Some records:
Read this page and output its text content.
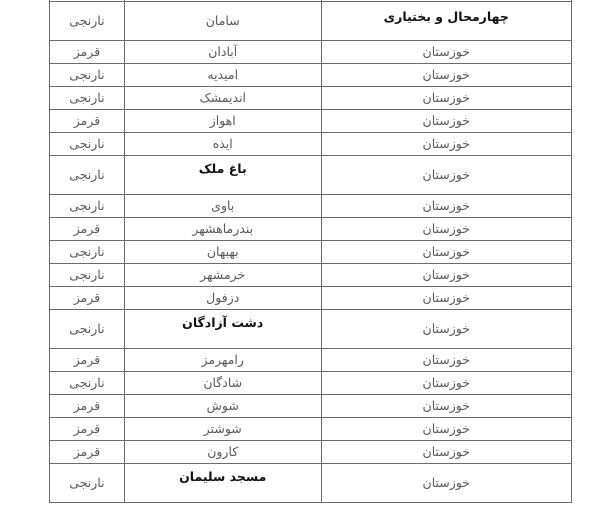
چهارمحال و بختیاری	سامان	نارنجی
خوزستان	آبادان	قرمز
خوزستان	امیدیه	نارنجی
خوزستان	اندیمشک	نارنجی
خوزستان	اهواز	قرمز
خوزستان	ایذه	نارنجی
خوزستان	باغ ملک	نارنجی
خوزستان	باوی	نارنجی
خوزستان	بندرماهشهر	قرمز
خوزستان	بهبهان	نارنجی
خوزستان	خرمشهر	نارنجی
خوزستان	دزفول	قرمز
خوزستان	دشت آزادگان	نارنجی
خوزستان	رامهرمز	قرمز
خوزستان	شادگان	نارنجی
خوزستان	شوش	قرمز
خوزستان	شوشتر	قرمز
خوزستان	کارون	قرمز
خوزستان	مسجد سلیمان	نارنجی
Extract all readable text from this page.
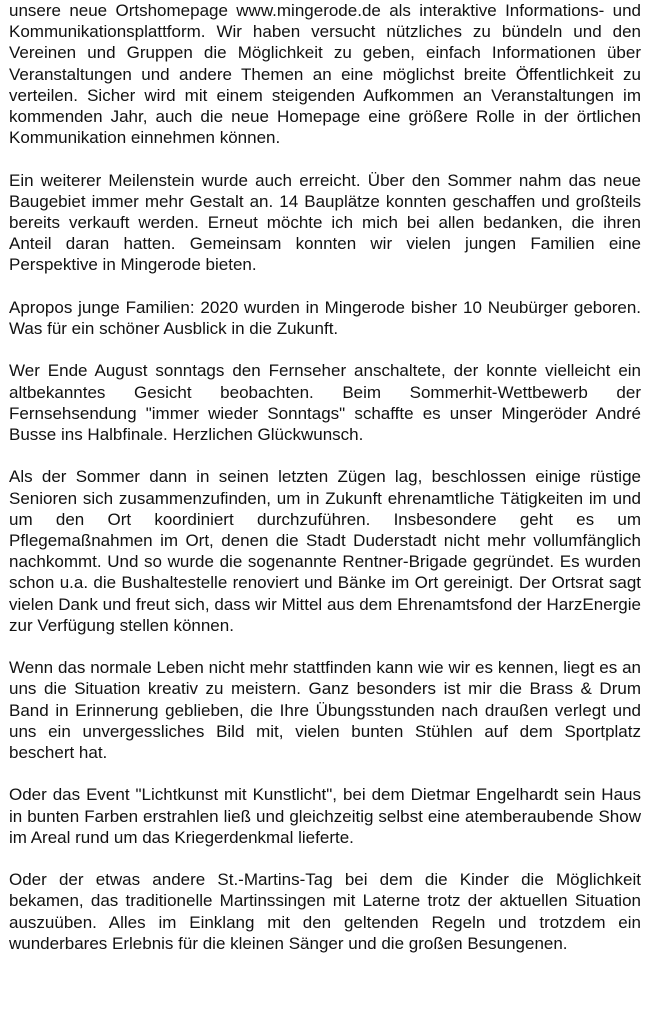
unsere neue Ortshomepage www.mingerode.de als interaktive Informations- und Kommunikationsplattform. Wir haben versucht nützliches zu bündeln und den Vereinen und Gruppen die Möglichkeit zu geben, einfach Informationen über Veranstaltungen und andere Themen an eine möglichst breite Öffentlichkeit zu verteilen. Sicher wird mit einem steigenden Aufkommen an Veranstaltungen im kommenden Jahr, auch die neue Homepage eine größere Rolle in der örtlichen Kommunikation einnehmen können.

Ein weiterer Meilenstein wurde auch erreicht. Über den Sommer nahm das neue Baugebiet immer mehr Gestalt an. 14 Bauplätze konnten geschaffen und großteils bereits verkauft werden. Erneut möchte ich mich bei allen bedanken, die ihren Anteil daran hatten. Gemeinsam konnten wir vielen jungen Familien eine Perspektive in Mingerode bieten.

Apropos junge Familien: 2020 wurden in Mingerode bisher 10 Neubürger geboren. Was für ein schöner Ausblick in die Zukunft.

Wer Ende August sonntags den Fernseher anschaltete, der konnte vielleicht ein altbekanntes Gesicht beobachten. Beim Sommerhit-Wettbewerb der Fernsehsendung "immer wieder Sonntags" schaffte es unser Mingeröder André Busse ins Halbfinale. Herzlichen Glückwunsch.

Als der Sommer dann in seinen letzten Zügen lag, beschlossen einige rüstige Senioren sich zusammenzufinden, um in Zukunft ehrenamtliche Tätigkeiten im und um den Ort koordiniert durchzuführen. Insbesondere geht es um Pflegemaßnahmen im Ort, denen die Stadt Duderstadt nicht mehr vollumfänglich nachkommt. Und so wurde die sogenannte Rentner-Brigade gegründet. Es wurden schon u.a. die Bushaltestelle renoviert und Bänke im Ort gereinigt. Der Ortsrat sagt vielen Dank und freut sich, dass wir Mittel aus dem Ehrenamtsfond der HarzEnergie zur Verfügung stellen können.

Wenn das normale Leben nicht mehr stattfinden kann wie wir es kennen, liegt es an uns die Situation kreativ zu meistern. Ganz besonders ist mir die Brass & Drum Band in Erinnerung geblieben, die Ihre Übungsstunden nach draußen verlegt und uns ein unvergessliches Bild mit, vielen bunten Stühlen auf dem Sportplatz beschert hat.

Oder das Event "Lichtkunst mit Kunstlicht", bei dem Dietmar Engelhardt sein Haus in bunten Farben erstrahlen ließ und gleichzeitig selbst eine atemberaubende Show im Areal rund um das Kriegerdenkmal lieferte.

Oder der etwas andere St.-Martins-Tag bei dem die Kinder die Möglichkeit bekamen, das traditionelle Martinssingen mit Laterne trotz der aktuellen Situation auszuüben. Alles im Einklang mit den geltenden Regeln und trotzdem ein wunderbares Erlebnis für die kleinen Sänger und die großen Besungenen.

[Directive]:
Using the listing, collect all lines in which the string "قرمز" is found.

[Response]:
خوزستان	آبادان	قرمز
خوزستان	اهواز	قرمز
خوزستان	بندرماهشهر	قرمز
خوزستان	دزفول	قرمز
خوزستان	رامهرمز	قرمز
خوزستان	شوش	قرمز
خوزستان	شوشتر	قرمز
خوزستان	کارون	قرمز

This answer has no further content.